■ ITEMS:

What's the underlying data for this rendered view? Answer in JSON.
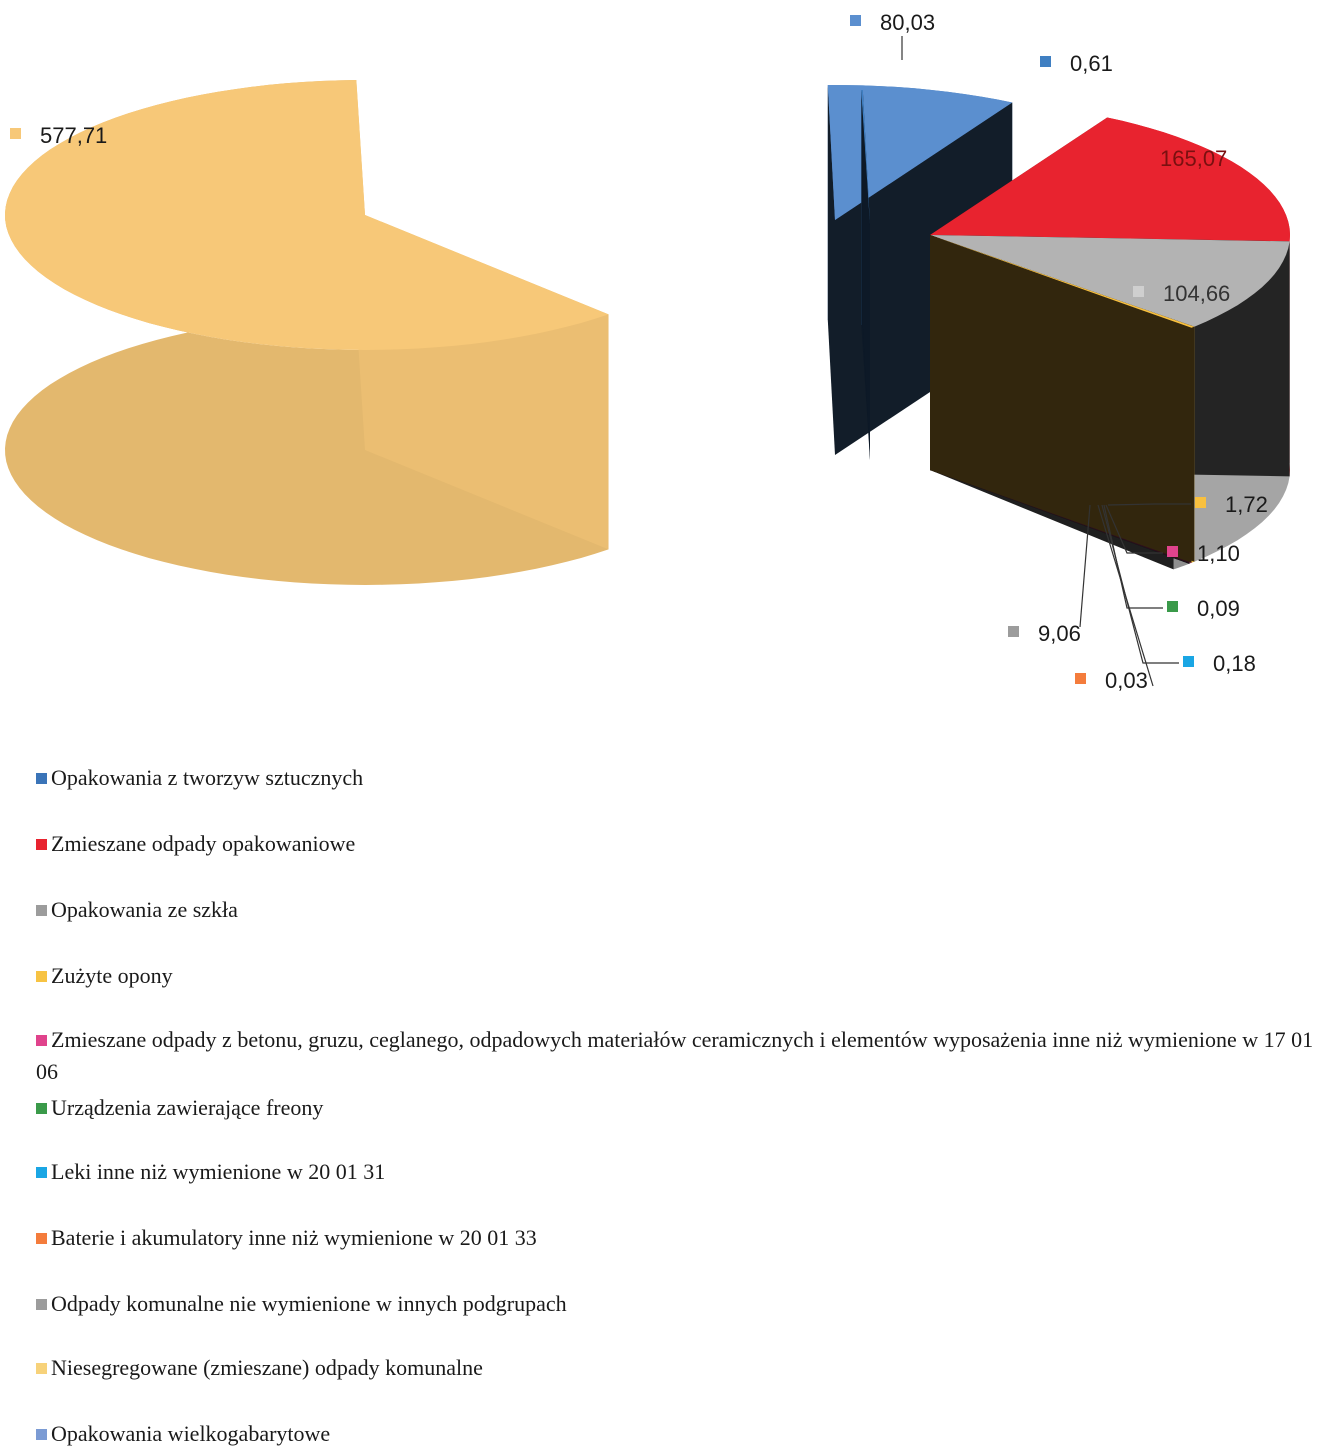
{
  "chart_data": {
    "type": "pie",
    "style": "3d-exploded",
    "slices": [
      {
        "label": "Opakowania z tworzyw sztucznych",
        "value": 80.03,
        "value_label": "80,03",
        "color": "#5b8fcf"
      },
      {
        "label": "Zmieszane odpady opakowaniowe",
        "value": 165.07,
        "value_label": "165,07",
        "color": "#e8232f"
      },
      {
        "label": "Opakowania ze szkła",
        "value": 104.66,
        "value_label": "104,66",
        "color": "#b3b3b3"
      },
      {
        "label": "Zużyte opony",
        "value": 1.72,
        "value_label": "1,72",
        "color": "#f8c03f"
      },
      {
        "label": "Zmieszane odpady z betonu, gruzu, ceglanego, odpadowych materiałów ceramicznych i elementów wyposażenia inne niż wymienione w 17 01 06",
        "value": 1.1,
        "value_label": "1,10",
        "color": "#e0438c"
      },
      {
        "label": "Urządzenia zawierające freony",
        "value": 0.09,
        "value_label": "0,09",
        "color": "#3a9a4a"
      },
      {
        "label": "Leki inne niż wymienione w 20 01 31",
        "value": 0.18,
        "value_label": "0,18",
        "color": "#1aa6e4"
      },
      {
        "label": "Baterie i akumulatory inne niż wymienione w 20 01 33",
        "value": 0.03,
        "value_label": "0,03",
        "color": "#f47c3c"
      },
      {
        "label": "Odpady komunalne nie wymienione w innych podgrupach",
        "value": 9.06,
        "value_label": "9,06",
        "color": "#9c9c9c"
      },
      {
        "label": "Niesegregowane (zmieszane) odpady komunalne",
        "value": 577.71,
        "value_label": "577,71",
        "color": "#f7c878"
      },
      {
        "label": "Opakowania wielkogabarytowe",
        "value": 0.61,
        "value_label": "0,61",
        "color": "#3f7fc2"
      }
    ],
    "legend_position": "bottom",
    "grid": false
  }
}
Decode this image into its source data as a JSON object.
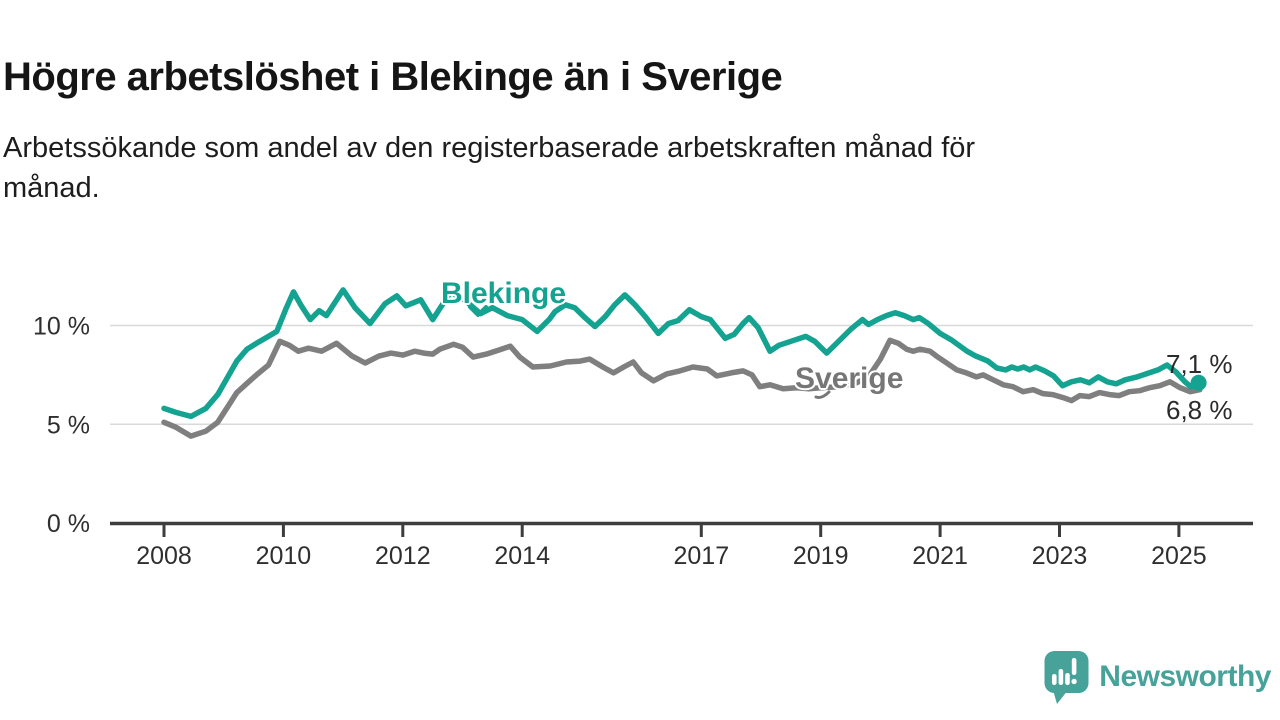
{
  "header": {
    "title": "Högre arbetslöshet i Blekinge än i Sverige",
    "subtitle_lines": [
      "Arbetssökande som andel av den registerbaserade arbetskraften månad för",
      "månad."
    ]
  },
  "colors": {
    "blekinge": "#14a291",
    "sverige": "#7f7f7f",
    "axis": "#3d3d3d",
    "grid": "#d9d9d9",
    "tick_text": "#2f2f2f",
    "value_text": "#2b2b2b",
    "logo": "#47a29a",
    "background": "#ffffff"
  },
  "chart_data": {
    "type": "line",
    "title": "Högre arbetslöshet i Blekinge än i Sverige",
    "subtitle": "Arbetssökande som andel av den registerbaserade arbetskraften månad för månad.",
    "xlabel": "",
    "ylabel": "",
    "unit": "%",
    "grid": "horizontal",
    "legend_position": "inline-labels-on-lines",
    "x_axis": {
      "range": [
        2007.1,
        2026.2
      ],
      "ticks": [
        {
          "year": 2008,
          "label": "2008"
        },
        {
          "year": 2010,
          "label": "2010"
        },
        {
          "year": 2012,
          "label": "2012"
        },
        {
          "year": 2014,
          "label": "2014"
        },
        {
          "year": 2017,
          "label": "2017"
        },
        {
          "year": 2019,
          "label": "2019"
        },
        {
          "year": 2021,
          "label": "2021"
        },
        {
          "year": 2023,
          "label": "2023"
        },
        {
          "year": 2025,
          "label": "2025"
        }
      ]
    },
    "y_axis": {
      "range": [
        0,
        12.6
      ],
      "ticks": [
        {
          "value": 0,
          "label": "0 %"
        },
        {
          "value": 5,
          "label": "5 %"
        },
        {
          "value": 10,
          "label": "10 %"
        }
      ]
    },
    "series": [
      {
        "name": "Blekinge",
        "color": "#14a291",
        "end_label": "7,1 %",
        "end_value": 7.1,
        "marker_on_last_point": true,
        "points": [
          [
            2008.0,
            5.8
          ],
          [
            2008.2,
            5.6
          ],
          [
            2008.45,
            5.4
          ],
          [
            2008.7,
            5.8
          ],
          [
            2008.9,
            6.5
          ],
          [
            2009.05,
            7.3
          ],
          [
            2009.22,
            8.2
          ],
          [
            2009.39,
            8.8
          ],
          [
            2009.55,
            9.1
          ],
          [
            2009.72,
            9.4
          ],
          [
            2009.89,
            9.7
          ],
          [
            2010.05,
            10.9
          ],
          [
            2010.17,
            11.7
          ],
          [
            2010.3,
            11.0
          ],
          [
            2010.45,
            10.3
          ],
          [
            2010.6,
            10.75
          ],
          [
            2010.72,
            10.5
          ],
          [
            2011.0,
            11.8
          ],
          [
            2011.2,
            10.9
          ],
          [
            2011.45,
            10.1
          ],
          [
            2011.7,
            11.1
          ],
          [
            2011.9,
            11.5
          ],
          [
            2012.05,
            11.0
          ],
          [
            2012.3,
            11.3
          ],
          [
            2012.5,
            10.3
          ],
          [
            2012.8,
            11.7
          ],
          [
            2013.05,
            11.25
          ],
          [
            2013.3,
            10.6
          ],
          [
            2013.5,
            10.9
          ],
          [
            2013.75,
            10.5
          ],
          [
            2014.0,
            10.3
          ],
          [
            2014.25,
            9.7
          ],
          [
            2014.45,
            10.3
          ],
          [
            2014.55,
            10.7
          ],
          [
            2014.72,
            11.05
          ],
          [
            2014.88,
            10.9
          ],
          [
            2015.05,
            10.4
          ],
          [
            2015.22,
            9.95
          ],
          [
            2015.39,
            10.45
          ],
          [
            2015.55,
            11.05
          ],
          [
            2015.72,
            11.55
          ],
          [
            2015.89,
            11.05
          ],
          [
            2016.06,
            10.45
          ],
          [
            2016.28,
            9.6
          ],
          [
            2016.45,
            10.1
          ],
          [
            2016.61,
            10.25
          ],
          [
            2016.8,
            10.8
          ],
          [
            2017.0,
            10.45
          ],
          [
            2017.15,
            10.3
          ],
          [
            2017.4,
            9.35
          ],
          [
            2017.55,
            9.55
          ],
          [
            2017.7,
            10.1
          ],
          [
            2017.8,
            10.4
          ],
          [
            2017.95,
            9.9
          ],
          [
            2018.15,
            8.7
          ],
          [
            2018.3,
            9.0
          ],
          [
            2018.5,
            9.2
          ],
          [
            2018.75,
            9.45
          ],
          [
            2018.9,
            9.2
          ],
          [
            2019.1,
            8.6
          ],
          [
            2019.3,
            9.2
          ],
          [
            2019.5,
            9.8
          ],
          [
            2019.7,
            10.3
          ],
          [
            2019.8,
            10.05
          ],
          [
            2019.95,
            10.3
          ],
          [
            2020.1,
            10.5
          ],
          [
            2020.25,
            10.65
          ],
          [
            2020.4,
            10.5
          ],
          [
            2020.55,
            10.3
          ],
          [
            2020.65,
            10.4
          ],
          [
            2020.8,
            10.1
          ],
          [
            2021.0,
            9.6
          ],
          [
            2021.2,
            9.25
          ],
          [
            2021.45,
            8.7
          ],
          [
            2021.6,
            8.45
          ],
          [
            2021.8,
            8.2
          ],
          [
            2021.95,
            7.85
          ],
          [
            2022.1,
            7.75
          ],
          [
            2022.2,
            7.9
          ],
          [
            2022.3,
            7.8
          ],
          [
            2022.4,
            7.9
          ],
          [
            2022.5,
            7.75
          ],
          [
            2022.6,
            7.9
          ],
          [
            2022.75,
            7.7
          ],
          [
            2022.9,
            7.45
          ],
          [
            2023.05,
            6.95
          ],
          [
            2023.2,
            7.15
          ],
          [
            2023.35,
            7.25
          ],
          [
            2023.5,
            7.1
          ],
          [
            2023.65,
            7.4
          ],
          [
            2023.8,
            7.15
          ],
          [
            2023.95,
            7.05
          ],
          [
            2024.1,
            7.25
          ],
          [
            2024.3,
            7.4
          ],
          [
            2024.5,
            7.6
          ],
          [
            2024.65,
            7.75
          ],
          [
            2024.8,
            8.0
          ],
          [
            2024.95,
            7.65
          ],
          [
            2025.1,
            7.15
          ],
          [
            2025.2,
            6.9
          ],
          [
            2025.33,
            7.1
          ]
        ]
      },
      {
        "name": "Sverige",
        "color": "#7f7f7f",
        "end_label": "6,8 %",
        "end_value": 6.8,
        "marker_on_last_point": false,
        "points": [
          [
            2008.0,
            5.1
          ],
          [
            2008.2,
            4.85
          ],
          [
            2008.45,
            4.4
          ],
          [
            2008.7,
            4.65
          ],
          [
            2008.9,
            5.1
          ],
          [
            2009.05,
            5.8
          ],
          [
            2009.22,
            6.6
          ],
          [
            2009.4,
            7.1
          ],
          [
            2009.55,
            7.5
          ],
          [
            2009.75,
            8.0
          ],
          [
            2009.94,
            9.2
          ],
          [
            2010.1,
            9.0
          ],
          [
            2010.25,
            8.7
          ],
          [
            2010.42,
            8.85
          ],
          [
            2010.64,
            8.7
          ],
          [
            2010.89,
            9.1
          ],
          [
            2011.15,
            8.45
          ],
          [
            2011.37,
            8.1
          ],
          [
            2011.6,
            8.45
          ],
          [
            2011.8,
            8.6
          ],
          [
            2012.0,
            8.5
          ],
          [
            2012.2,
            8.7
          ],
          [
            2012.35,
            8.6
          ],
          [
            2012.5,
            8.55
          ],
          [
            2012.62,
            8.8
          ],
          [
            2012.85,
            9.05
          ],
          [
            2013.0,
            8.9
          ],
          [
            2013.18,
            8.4
          ],
          [
            2013.4,
            8.55
          ],
          [
            2013.6,
            8.75
          ],
          [
            2013.8,
            8.95
          ],
          [
            2013.96,
            8.4
          ],
          [
            2014.18,
            7.9
          ],
          [
            2014.47,
            7.95
          ],
          [
            2014.74,
            8.15
          ],
          [
            2014.97,
            8.2
          ],
          [
            2015.13,
            8.3
          ],
          [
            2015.35,
            7.9
          ],
          [
            2015.53,
            7.6
          ],
          [
            2015.7,
            7.9
          ],
          [
            2015.86,
            8.15
          ],
          [
            2016.0,
            7.6
          ],
          [
            2016.2,
            7.2
          ],
          [
            2016.42,
            7.55
          ],
          [
            2016.64,
            7.7
          ],
          [
            2016.86,
            7.9
          ],
          [
            2017.1,
            7.8
          ],
          [
            2017.26,
            7.45
          ],
          [
            2017.5,
            7.6
          ],
          [
            2017.7,
            7.7
          ],
          [
            2017.85,
            7.5
          ],
          [
            2017.98,
            6.9
          ],
          [
            2018.15,
            7.0
          ],
          [
            2018.37,
            6.8
          ],
          [
            2018.6,
            6.85
          ],
          [
            2018.8,
            6.8
          ],
          [
            2019.0,
            6.85
          ],
          [
            2019.3,
            6.9
          ],
          [
            2019.6,
            7.1
          ],
          [
            2019.8,
            7.4
          ],
          [
            2020.0,
            8.3
          ],
          [
            2020.16,
            9.25
          ],
          [
            2020.3,
            9.1
          ],
          [
            2020.44,
            8.8
          ],
          [
            2020.55,
            8.7
          ],
          [
            2020.66,
            8.8
          ],
          [
            2020.83,
            8.7
          ],
          [
            2020.94,
            8.45
          ],
          [
            2021.11,
            8.1
          ],
          [
            2021.28,
            7.75
          ],
          [
            2021.44,
            7.6
          ],
          [
            2021.61,
            7.4
          ],
          [
            2021.72,
            7.5
          ],
          [
            2021.89,
            7.25
          ],
          [
            2022.06,
            7.0
          ],
          [
            2022.22,
            6.9
          ],
          [
            2022.39,
            6.65
          ],
          [
            2022.56,
            6.75
          ],
          [
            2022.72,
            6.55
          ],
          [
            2022.89,
            6.5
          ],
          [
            2023.06,
            6.35
          ],
          [
            2023.2,
            6.2
          ],
          [
            2023.34,
            6.45
          ],
          [
            2023.5,
            6.4
          ],
          [
            2023.67,
            6.6
          ],
          [
            2023.84,
            6.5
          ],
          [
            2024.0,
            6.45
          ],
          [
            2024.17,
            6.65
          ],
          [
            2024.34,
            6.7
          ],
          [
            2024.51,
            6.85
          ],
          [
            2024.68,
            6.95
          ],
          [
            2024.85,
            7.15
          ],
          [
            2025.02,
            6.85
          ],
          [
            2025.19,
            6.65
          ],
          [
            2025.35,
            6.75
          ]
        ]
      }
    ]
  },
  "footer": {
    "brand": "Newsworthy"
  }
}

■ GOAL: Lines containing the word "andel" are to be counted in the listing; state their number alone.

■ EXERCISE RESPONSE: 2